## WHAT THIS TASK INVOLVES:
Which lines hold the word "text"? Copy each of them from the material.

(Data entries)
———

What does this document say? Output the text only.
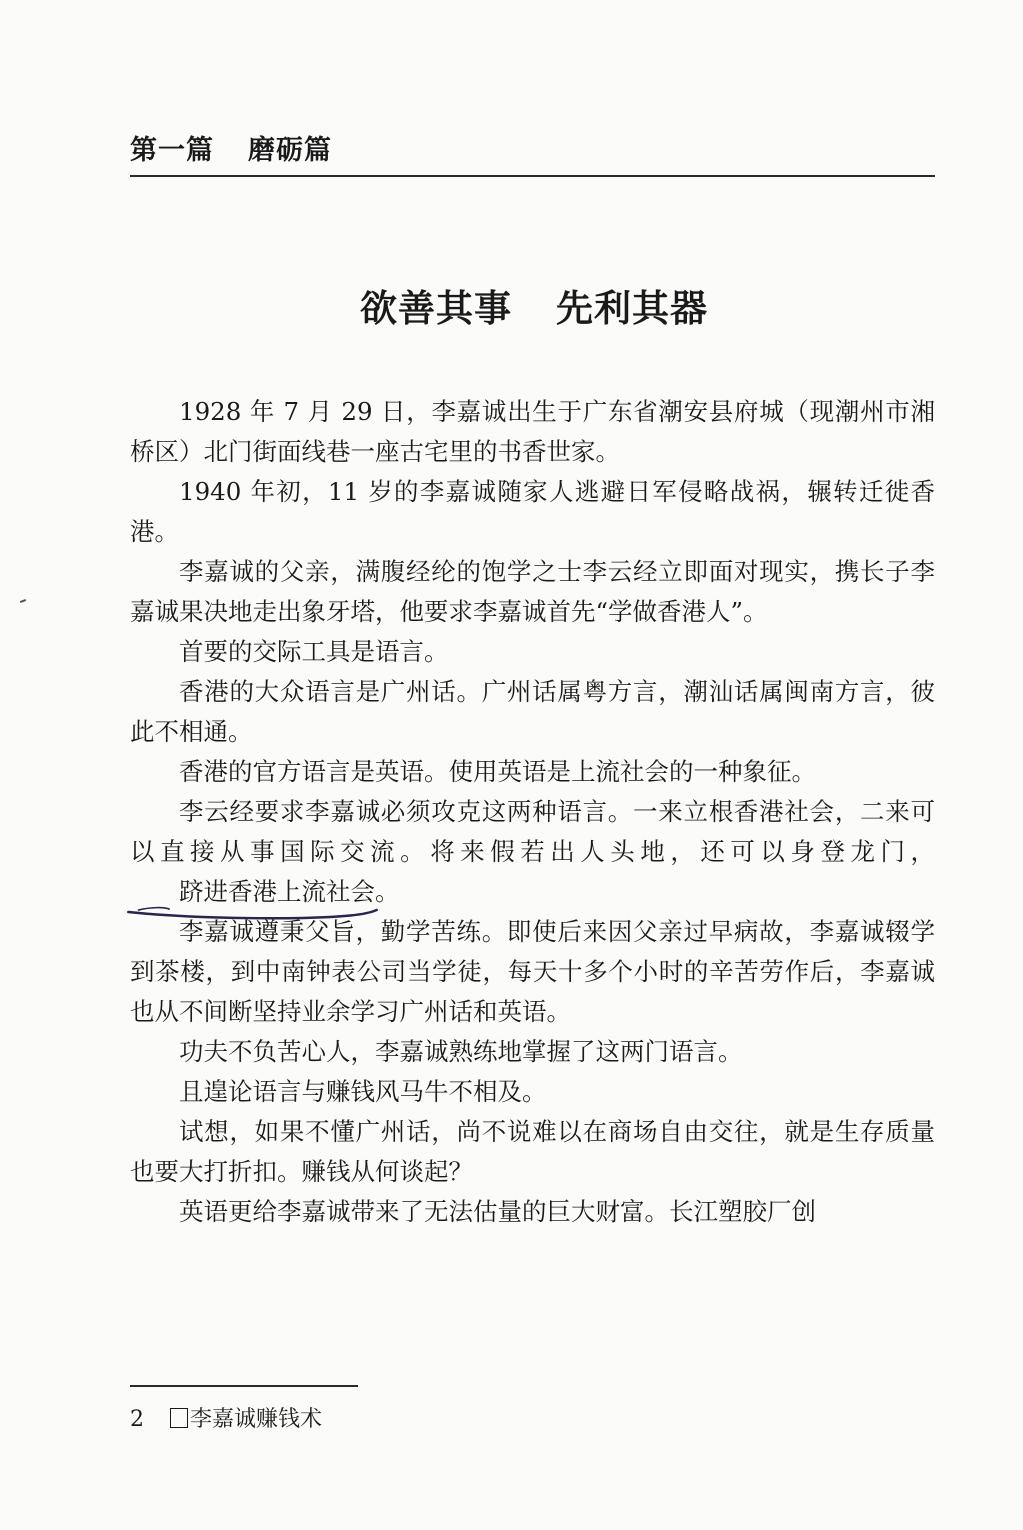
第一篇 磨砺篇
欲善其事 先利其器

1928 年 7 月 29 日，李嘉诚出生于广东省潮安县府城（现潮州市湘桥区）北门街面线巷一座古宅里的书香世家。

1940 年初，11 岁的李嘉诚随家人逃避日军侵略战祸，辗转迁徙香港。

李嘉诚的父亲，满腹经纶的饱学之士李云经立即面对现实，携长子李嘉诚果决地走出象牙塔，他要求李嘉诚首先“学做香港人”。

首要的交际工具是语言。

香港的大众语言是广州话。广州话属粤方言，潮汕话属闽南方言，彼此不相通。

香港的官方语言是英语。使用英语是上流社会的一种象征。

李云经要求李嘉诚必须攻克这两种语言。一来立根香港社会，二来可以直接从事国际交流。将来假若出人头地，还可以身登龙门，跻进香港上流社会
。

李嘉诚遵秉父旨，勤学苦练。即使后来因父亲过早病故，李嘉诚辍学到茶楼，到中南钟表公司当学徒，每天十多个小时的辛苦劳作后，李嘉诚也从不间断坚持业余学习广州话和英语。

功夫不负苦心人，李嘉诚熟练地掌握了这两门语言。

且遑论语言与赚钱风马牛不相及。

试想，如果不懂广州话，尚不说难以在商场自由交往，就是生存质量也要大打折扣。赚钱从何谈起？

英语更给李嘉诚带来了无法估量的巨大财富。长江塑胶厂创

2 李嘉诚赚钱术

———

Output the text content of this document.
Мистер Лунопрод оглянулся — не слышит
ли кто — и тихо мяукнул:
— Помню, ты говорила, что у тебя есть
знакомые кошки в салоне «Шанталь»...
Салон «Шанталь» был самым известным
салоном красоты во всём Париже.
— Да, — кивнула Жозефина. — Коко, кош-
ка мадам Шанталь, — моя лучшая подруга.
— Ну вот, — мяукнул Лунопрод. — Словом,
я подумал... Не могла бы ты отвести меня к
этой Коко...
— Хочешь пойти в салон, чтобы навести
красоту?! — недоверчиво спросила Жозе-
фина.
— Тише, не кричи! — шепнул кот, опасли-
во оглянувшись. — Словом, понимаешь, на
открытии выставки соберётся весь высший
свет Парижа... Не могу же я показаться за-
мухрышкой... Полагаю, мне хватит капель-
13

———

## SOLUTION FOR THIS TASK:
What does this document say? Output the text only.
Output the text content of this document.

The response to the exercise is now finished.